▸ Instructions to follow: Select all lines with the string "content" in them, and copy those lines.

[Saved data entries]
-- BEGIN --
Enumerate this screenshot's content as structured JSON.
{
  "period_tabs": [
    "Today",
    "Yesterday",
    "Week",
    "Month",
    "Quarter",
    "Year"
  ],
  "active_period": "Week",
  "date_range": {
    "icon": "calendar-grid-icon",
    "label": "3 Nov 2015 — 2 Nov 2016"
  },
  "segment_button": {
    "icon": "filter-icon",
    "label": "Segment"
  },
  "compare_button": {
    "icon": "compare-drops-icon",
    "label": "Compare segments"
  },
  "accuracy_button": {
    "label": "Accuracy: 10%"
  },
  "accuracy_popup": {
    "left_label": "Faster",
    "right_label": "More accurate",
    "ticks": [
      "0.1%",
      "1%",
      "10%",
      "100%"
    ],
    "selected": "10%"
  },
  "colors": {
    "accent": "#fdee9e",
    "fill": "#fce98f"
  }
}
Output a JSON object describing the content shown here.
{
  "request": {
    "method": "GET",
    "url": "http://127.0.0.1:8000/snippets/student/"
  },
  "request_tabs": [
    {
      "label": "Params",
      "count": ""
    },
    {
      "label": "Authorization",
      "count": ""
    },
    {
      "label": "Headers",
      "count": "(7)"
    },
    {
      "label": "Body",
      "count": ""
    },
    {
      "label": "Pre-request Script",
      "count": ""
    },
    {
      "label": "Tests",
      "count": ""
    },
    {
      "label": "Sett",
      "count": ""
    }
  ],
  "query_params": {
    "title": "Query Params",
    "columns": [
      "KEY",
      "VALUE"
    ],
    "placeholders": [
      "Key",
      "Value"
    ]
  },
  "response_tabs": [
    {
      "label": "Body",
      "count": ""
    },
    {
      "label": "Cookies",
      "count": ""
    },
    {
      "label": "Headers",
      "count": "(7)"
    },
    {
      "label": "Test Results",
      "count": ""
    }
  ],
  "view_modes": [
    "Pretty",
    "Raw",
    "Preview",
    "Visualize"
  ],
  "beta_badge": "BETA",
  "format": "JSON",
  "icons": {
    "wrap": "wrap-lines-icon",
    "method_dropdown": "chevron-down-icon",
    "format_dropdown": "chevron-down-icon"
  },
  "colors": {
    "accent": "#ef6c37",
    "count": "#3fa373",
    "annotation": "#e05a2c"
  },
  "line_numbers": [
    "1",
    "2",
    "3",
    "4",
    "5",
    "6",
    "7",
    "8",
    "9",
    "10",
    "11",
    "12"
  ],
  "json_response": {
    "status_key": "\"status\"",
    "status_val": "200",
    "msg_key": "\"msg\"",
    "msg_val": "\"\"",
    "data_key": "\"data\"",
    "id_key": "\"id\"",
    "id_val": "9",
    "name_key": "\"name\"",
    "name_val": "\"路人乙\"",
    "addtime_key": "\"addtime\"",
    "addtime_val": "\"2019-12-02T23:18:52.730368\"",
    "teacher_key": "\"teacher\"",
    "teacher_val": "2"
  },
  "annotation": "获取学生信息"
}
-- END --
▸ Answer in full:
Enumerate this screenshot's content as structured JSON.
Output a JSON object describing the content shown here.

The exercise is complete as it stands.